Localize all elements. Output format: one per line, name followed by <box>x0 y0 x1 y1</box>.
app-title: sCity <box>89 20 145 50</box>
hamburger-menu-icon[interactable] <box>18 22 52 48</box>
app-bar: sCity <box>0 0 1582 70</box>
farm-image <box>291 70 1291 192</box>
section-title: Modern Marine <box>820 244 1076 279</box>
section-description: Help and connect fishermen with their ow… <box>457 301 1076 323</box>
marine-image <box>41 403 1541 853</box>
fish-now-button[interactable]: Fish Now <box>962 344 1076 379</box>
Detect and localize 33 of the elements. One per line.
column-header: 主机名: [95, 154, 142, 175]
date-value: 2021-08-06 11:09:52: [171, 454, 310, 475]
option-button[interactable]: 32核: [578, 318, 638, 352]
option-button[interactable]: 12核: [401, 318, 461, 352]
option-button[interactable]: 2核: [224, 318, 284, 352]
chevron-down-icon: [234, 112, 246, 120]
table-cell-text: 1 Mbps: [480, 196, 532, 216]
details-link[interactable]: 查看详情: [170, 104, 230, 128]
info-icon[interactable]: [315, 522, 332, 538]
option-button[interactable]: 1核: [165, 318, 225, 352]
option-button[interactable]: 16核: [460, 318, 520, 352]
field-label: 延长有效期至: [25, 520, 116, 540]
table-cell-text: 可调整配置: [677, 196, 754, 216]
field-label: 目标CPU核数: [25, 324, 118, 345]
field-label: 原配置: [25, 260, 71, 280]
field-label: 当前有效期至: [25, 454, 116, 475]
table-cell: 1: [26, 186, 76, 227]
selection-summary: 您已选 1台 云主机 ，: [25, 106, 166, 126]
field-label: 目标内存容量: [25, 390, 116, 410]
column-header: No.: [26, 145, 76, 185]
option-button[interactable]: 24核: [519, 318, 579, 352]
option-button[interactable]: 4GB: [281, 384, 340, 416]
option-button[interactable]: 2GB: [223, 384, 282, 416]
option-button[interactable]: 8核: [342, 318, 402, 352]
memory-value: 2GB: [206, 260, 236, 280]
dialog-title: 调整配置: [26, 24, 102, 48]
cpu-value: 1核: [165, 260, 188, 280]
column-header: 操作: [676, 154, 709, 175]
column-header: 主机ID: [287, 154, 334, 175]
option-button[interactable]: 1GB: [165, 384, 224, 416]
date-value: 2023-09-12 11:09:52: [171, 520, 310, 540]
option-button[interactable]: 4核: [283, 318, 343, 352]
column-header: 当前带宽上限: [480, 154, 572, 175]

## What is required
Copy out, word for word, the stretch from the start of the records through the line containing "marine-image <box>41 403 1541 853</box>", including both the first line and that one.

## Problem solution
Localize all elements. Output format: one per line, name followed by <box>x0 y0 x1 y1</box>.
app-title: sCity <box>89 20 145 50</box>
hamburger-menu-icon[interactable] <box>18 22 52 48</box>
app-bar: sCity <box>0 0 1582 70</box>
farm-image <box>291 70 1291 192</box>
section-title: Modern Marine <box>820 244 1076 279</box>
section-description: Help and connect fishermen with their ow… <box>457 301 1076 323</box>
marine-image <box>41 403 1541 853</box>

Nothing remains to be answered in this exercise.